Copy out the data below verbatim.

::::

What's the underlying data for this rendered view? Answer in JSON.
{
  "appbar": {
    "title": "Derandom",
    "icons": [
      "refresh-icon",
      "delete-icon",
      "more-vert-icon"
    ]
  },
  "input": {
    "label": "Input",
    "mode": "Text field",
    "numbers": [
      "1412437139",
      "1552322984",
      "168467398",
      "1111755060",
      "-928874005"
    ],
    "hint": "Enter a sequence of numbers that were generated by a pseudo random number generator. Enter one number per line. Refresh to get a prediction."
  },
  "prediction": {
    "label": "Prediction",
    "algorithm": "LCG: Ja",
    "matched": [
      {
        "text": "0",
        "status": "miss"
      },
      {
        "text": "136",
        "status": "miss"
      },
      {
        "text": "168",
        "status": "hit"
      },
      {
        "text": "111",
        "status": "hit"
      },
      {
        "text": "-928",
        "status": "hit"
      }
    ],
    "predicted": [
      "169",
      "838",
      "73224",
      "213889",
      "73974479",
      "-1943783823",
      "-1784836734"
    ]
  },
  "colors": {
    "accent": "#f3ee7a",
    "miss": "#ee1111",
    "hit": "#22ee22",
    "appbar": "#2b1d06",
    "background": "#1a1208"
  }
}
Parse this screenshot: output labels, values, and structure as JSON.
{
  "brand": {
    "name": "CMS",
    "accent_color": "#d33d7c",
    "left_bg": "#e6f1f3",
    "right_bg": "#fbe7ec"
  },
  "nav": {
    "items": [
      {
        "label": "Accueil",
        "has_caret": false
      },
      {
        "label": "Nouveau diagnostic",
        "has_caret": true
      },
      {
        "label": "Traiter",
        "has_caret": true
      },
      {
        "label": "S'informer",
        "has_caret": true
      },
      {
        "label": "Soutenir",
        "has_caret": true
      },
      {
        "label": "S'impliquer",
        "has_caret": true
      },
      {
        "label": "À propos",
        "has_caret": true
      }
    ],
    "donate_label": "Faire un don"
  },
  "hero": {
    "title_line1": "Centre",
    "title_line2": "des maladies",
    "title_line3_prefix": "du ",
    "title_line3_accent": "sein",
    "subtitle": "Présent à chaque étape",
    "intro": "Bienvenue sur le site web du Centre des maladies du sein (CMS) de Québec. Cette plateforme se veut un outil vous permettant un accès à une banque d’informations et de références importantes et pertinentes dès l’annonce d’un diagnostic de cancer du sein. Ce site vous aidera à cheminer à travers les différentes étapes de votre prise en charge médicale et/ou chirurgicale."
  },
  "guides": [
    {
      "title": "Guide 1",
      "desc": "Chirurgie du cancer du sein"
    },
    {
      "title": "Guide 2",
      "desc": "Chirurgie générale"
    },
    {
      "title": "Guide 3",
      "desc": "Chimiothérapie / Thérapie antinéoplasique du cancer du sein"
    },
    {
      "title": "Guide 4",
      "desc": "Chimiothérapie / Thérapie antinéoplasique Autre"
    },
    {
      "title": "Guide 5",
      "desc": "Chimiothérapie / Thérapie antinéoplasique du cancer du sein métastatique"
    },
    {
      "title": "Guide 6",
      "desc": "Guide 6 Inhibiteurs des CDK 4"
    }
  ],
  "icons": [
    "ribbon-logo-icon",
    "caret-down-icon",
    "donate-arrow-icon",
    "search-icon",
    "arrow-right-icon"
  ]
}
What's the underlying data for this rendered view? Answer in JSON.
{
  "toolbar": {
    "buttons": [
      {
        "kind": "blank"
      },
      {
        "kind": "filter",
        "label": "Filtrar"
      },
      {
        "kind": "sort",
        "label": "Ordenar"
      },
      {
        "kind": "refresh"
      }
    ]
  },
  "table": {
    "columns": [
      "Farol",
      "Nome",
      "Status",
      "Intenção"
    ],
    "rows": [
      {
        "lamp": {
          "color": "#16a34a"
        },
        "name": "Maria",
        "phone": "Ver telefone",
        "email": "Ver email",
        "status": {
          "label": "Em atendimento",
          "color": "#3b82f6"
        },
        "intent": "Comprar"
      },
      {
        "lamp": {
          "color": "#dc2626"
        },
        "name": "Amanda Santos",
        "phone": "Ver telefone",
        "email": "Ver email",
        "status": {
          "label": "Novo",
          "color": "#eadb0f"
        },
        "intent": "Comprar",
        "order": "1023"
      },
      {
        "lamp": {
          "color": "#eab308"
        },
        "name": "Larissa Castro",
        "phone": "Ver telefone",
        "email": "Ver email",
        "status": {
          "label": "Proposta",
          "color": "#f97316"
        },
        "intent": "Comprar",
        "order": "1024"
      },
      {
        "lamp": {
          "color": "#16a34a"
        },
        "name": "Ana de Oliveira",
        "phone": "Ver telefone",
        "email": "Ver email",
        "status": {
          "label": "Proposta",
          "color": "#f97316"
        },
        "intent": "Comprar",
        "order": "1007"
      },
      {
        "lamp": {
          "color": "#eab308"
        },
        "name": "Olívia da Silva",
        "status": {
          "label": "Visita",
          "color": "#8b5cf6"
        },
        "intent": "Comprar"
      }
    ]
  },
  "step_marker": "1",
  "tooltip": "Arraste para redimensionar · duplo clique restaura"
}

::::

_Written response:_
What's the underlying data for this rendered view? Answer in JSON.
{
  "appbar": {
    "title": "Derandom",
    "icons": [
      "refresh-icon",
      "delete-icon",
      "more-vert-icon"
    ]
  },
  "input": {
    "label": "Input",
    "mode": "Text field",
    "numbers": [
      "1412437139",
      "1552322984",
      "168467398",
      "1111755060",
      "-928874005"
    ],
    "hint": "Enter a sequence of numbers that were generated by a pseudo random number generator. Enter one number per line. Refresh to get a prediction."
  },
  "prediction": {
    "label": "Prediction",
    "algorithm": "LCG: Ja",
    "matched": [
      {
        "text": "0",
        "status": "miss"
      },
      {
        "text": "136",
        "status": "miss"
      },
      {
        "text": "168",
        "status": "hit"
      },
      {
        "text": "111",
        "status": "hit"
      },
      {
        "text": "-928",
        "status": "hit"
      }
    ],
    "predicted": [
      "169",
      "838",
      "73224",
      "213889",
      "73974479",
      "-1943783823",
      "-1784836734"
    ]
  },
  "colors": {
    "accent": "#f3ee7a",
    "miss": "#ee1111",
    "hit": "#22ee22",
    "appbar": "#2b1d06",
    "background": "#1a1208"
  }
}
Parse this screenshot: output labels, values, and structure as JSON.
{
  "brand": {
    "name": "CMS",
    "accent_color": "#d33d7c",
    "left_bg": "#e6f1f3",
    "right_bg": "#fbe7ec"
  },
  "nav": {
    "items": [
      {
        "label": "Accueil",
        "has_caret": false
      },
      {
        "label": "Nouveau diagnostic",
        "has_caret": true
      },
      {
        "label": "Traiter",
        "has_caret": true
      },
      {
        "label": "S'informer",
        "has_caret": true
      },
      {
        "label": "Soutenir",
        "has_caret": true
      },
      {
        "label": "S'impliquer",
        "has_caret": true
      },
      {
        "label": "À propos",
        "has_caret": true
      }
    ],
    "donate_label": "Faire un don"
  },
  "hero": {
    "title_line1": "Centre",
    "title_line2": "des maladies",
    "title_line3_prefix": "du ",
    "title_line3_accent": "sein",
    "subtitle": "Présent à chaque étape",
    "intro": "Bienvenue sur le site web du Centre des maladies du sein (CMS) de Québec. Cette plateforme se veut un outil vous permettant un accès à une banque d’informations et de références importantes et pertinentes dès l’annonce d’un diagnostic de cancer du sein. Ce site vous aidera à cheminer à travers les différentes étapes de votre prise en charge médicale et/ou chirurgicale."
  },
  "guides": [
    {
      "title": "Guide 1",
      "desc": "Chirurgie du cancer du sein"
    },
    {
      "title": "Guide 2",
      "desc": "Chirurgie générale"
    },
    {
      "title": "Guide 3",
      "desc": "Chimiothérapie / Thérapie antinéoplasique du cancer du sein"
    },
    {
      "title": "Guide 4",
      "desc": "Chimiothérapie / Thérapie antinéoplasique Autre"
    },
    {
      "title": "Guide 5",
      "desc": "Chimiothérapie / Thérapie antinéoplasique du cancer du sein métastatique"
    },
    {
      "title": "Guide 6",
      "desc": "Guide 6 Inhibiteurs des CDK 4"
    }
  ],
  "icons": [
    "ribbon-logo-icon",
    "caret-down-icon",
    "donate-arrow-icon",
    "search-icon",
    "arrow-right-icon"
  ]
}
What's the underlying data for this rendered view? Answer in JSON.
{
  "toolbar": {
    "buttons": [
      {
        "kind": "blank"
      },
      {
        "kind": "filter",
        "label": "Filtrar"
      },
      {
        "kind": "sort",
        "label": "Ordenar"
      },
      {
        "kind": "refresh"
      }
    ]
  },
  "table": {
    "columns": [
      "Farol",
      "Nome",
      "Status",
      "Intenção"
    ],
    "rows": [
      {
        "lamp": {
          "color": "#16a34a"
        },
        "name": "Maria",
        "phone": "Ver telefone",
        "email": "Ver email",
        "status": {
          "label": "Em atendimento",
          "color": "#3b82f6"
        },
        "intent": "Comprar"
      },
      {
        "lamp": {
          "color": "#dc2626"
        },
        "name": "Amanda Santos",
        "phone": "Ver telefone",
        "email": "Ver email",
        "status": {
          "label": "Novo",
          "color": "#eadb0f"
        },
        "intent": "Comprar",
        "order": "1023"
      },
      {
        "lamp": {
          "color": "#eab308"
        },
        "name": "Larissa Castro",
        "phone": "Ver telefone",
        "email": "Ver email",
        "status": {
          "label": "Proposta",
          "color": "#f97316"
        },
        "intent": "Comprar",
        "order": "1024"
      },
      {
        "lamp": {
          "color": "#16a34a"
        },
        "name": "Ana de Oliveira",
        "phone": "Ver telefone",
        "email": "Ver email",
        "status": {
          "label": "Proposta",
          "color": "#f97316"
        },
        "intent": "Comprar",
        "order": "1007"
      },
      {
        "lamp": {
          "color": "#eab308"
        },
        "name": "Olívia da Silva",
        "status": {
          "label": "Visita",
          "color": "#8b5cf6"
        },
        "intent": "Comprar"
      }
    ]
  },
  "step_marker": "1",
  "tooltip": "Arraste para redimensionar · duplo clique restaura"
}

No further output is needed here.